• [THE EXERCISE]: Copy every line with the string "marker" in it.

(Items from a figure collection)

▽

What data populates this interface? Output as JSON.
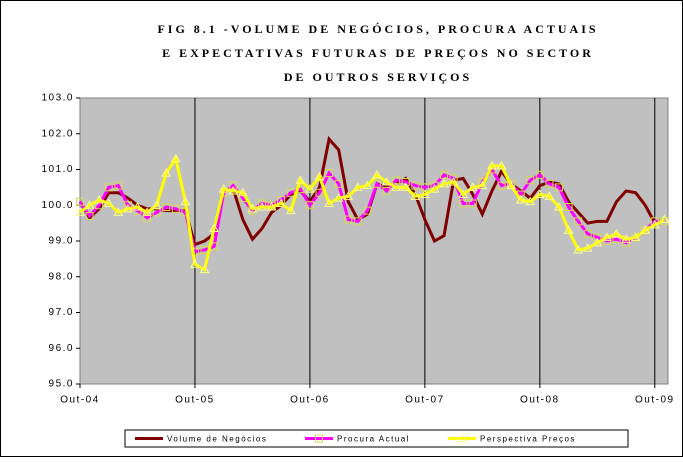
{
  "chart_data": {
    "type": "line",
    "title": [
      "FIG 8.1 -VOLUME DE NEGÓCIOS, PROCURA ACTUAIS",
      "E EXPECTATIVAS FUTURAS DE PREÇOS NO SECTOR",
      "DE OUTROS SERVIÇOS"
    ],
    "categories": [
      "Out-04",
      null,
      null,
      null,
      null,
      null,
      null,
      null,
      null,
      null,
      null,
      null,
      "Out-05",
      null,
      null,
      null,
      null,
      null,
      null,
      null,
      null,
      null,
      null,
      null,
      "Out-06",
      null,
      null,
      null,
      null,
      null,
      null,
      null,
      null,
      null,
      null,
      null,
      "Out-07",
      null,
      null,
      null,
      null,
      null,
      null,
      null,
      null,
      null,
      null,
      null,
      "Out-08",
      null,
      null,
      null,
      null,
      null,
      null,
      null,
      null,
      null,
      null,
      null,
      "Out-09",
      null
    ],
    "series": [
      {
        "name": "Volume de Negócios",
        "color": "#800000",
        "marker": "none",
        "values": [
          100.1,
          99.65,
          99.9,
          100.35,
          100.35,
          100.2,
          100.0,
          99.9,
          99.9,
          99.85,
          99.85,
          99.85,
          98.9,
          99.0,
          99.2,
          100.4,
          100.45,
          99.6,
          99.05,
          99.35,
          99.8,
          100.0,
          100.3,
          100.4,
          100.1,
          100.5,
          101.85,
          101.55,
          100.1,
          99.6,
          99.75,
          100.6,
          100.5,
          100.6,
          100.75,
          100.3,
          99.6,
          99.0,
          99.15,
          100.7,
          100.75,
          100.3,
          99.75,
          100.4,
          100.95,
          100.6,
          100.4,
          100.2,
          100.55,
          100.65,
          100.6,
          100.1,
          99.8,
          99.5,
          99.55,
          99.55,
          100.1,
          100.4,
          100.35,
          100.0,
          99.5,
          99.6
        ]
      },
      {
        "name": "Procura Actual",
        "color": "#ff00ff",
        "marker": "square",
        "values": [
          100.1,
          99.7,
          100.0,
          100.5,
          100.55,
          100.0,
          99.85,
          99.65,
          99.8,
          99.95,
          99.9,
          99.8,
          98.7,
          98.75,
          98.85,
          100.35,
          100.55,
          100.2,
          99.85,
          100.05,
          100.0,
          100.15,
          100.35,
          100.45,
          100.0,
          100.35,
          100.9,
          100.6,
          99.6,
          99.55,
          99.85,
          100.6,
          100.4,
          100.7,
          100.65,
          100.55,
          100.5,
          100.55,
          100.85,
          100.75,
          100.05,
          100.05,
          100.65,
          101.0,
          100.55,
          100.6,
          100.3,
          100.7,
          100.85,
          100.6,
          100.5,
          99.95,
          99.55,
          99.2,
          99.1,
          99.0,
          99.05,
          98.95,
          99.1,
          99.3,
          99.55,
          99.55
        ]
      },
      {
        "name": "Perspectiva Preços",
        "color": "#ffff00",
        "marker": "triangle",
        "values": [
          99.8,
          100.0,
          100.15,
          100.05,
          99.8,
          99.9,
          99.95,
          99.8,
          100.0,
          100.9,
          101.3,
          100.1,
          98.35,
          98.2,
          99.35,
          100.45,
          100.4,
          100.35,
          99.9,
          99.95,
          99.95,
          100.05,
          99.85,
          100.7,
          100.45,
          100.8,
          100.05,
          100.2,
          100.25,
          100.5,
          100.55,
          100.85,
          100.65,
          100.5,
          100.5,
          100.25,
          100.3,
          100.45,
          100.6,
          100.65,
          100.3,
          100.5,
          100.55,
          101.1,
          101.1,
          100.55,
          100.15,
          100.1,
          100.3,
          100.25,
          99.95,
          99.3,
          98.75,
          98.8,
          98.95,
          99.1,
          99.2,
          99.05,
          99.1,
          99.3,
          99.45,
          99.6
        ]
      }
    ],
    "ylim": [
      95,
      103
    ],
    "yticks": [
      {
        "value": 95,
        "label": "95.0"
      },
      {
        "value": 96,
        "label": "96.0"
      },
      {
        "value": 97,
        "label": "97.0"
      },
      {
        "value": 98,
        "label": "98.0"
      },
      {
        "value": 99,
        "label": "99.0"
      },
      {
        "value": 100,
        "label": "100.0"
      },
      {
        "value": 101,
        "label": "101.0"
      },
      {
        "value": 102,
        "label": "102.0"
      },
      {
        "value": 103,
        "label": "103.0"
      }
    ],
    "legend": "bottom",
    "plot_background": "#c0c0c0"
  }
}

△

• [RESPONSE TO THE TASK]:
        "marker": "none",
        "marker": "square",
        "marker": "triangle",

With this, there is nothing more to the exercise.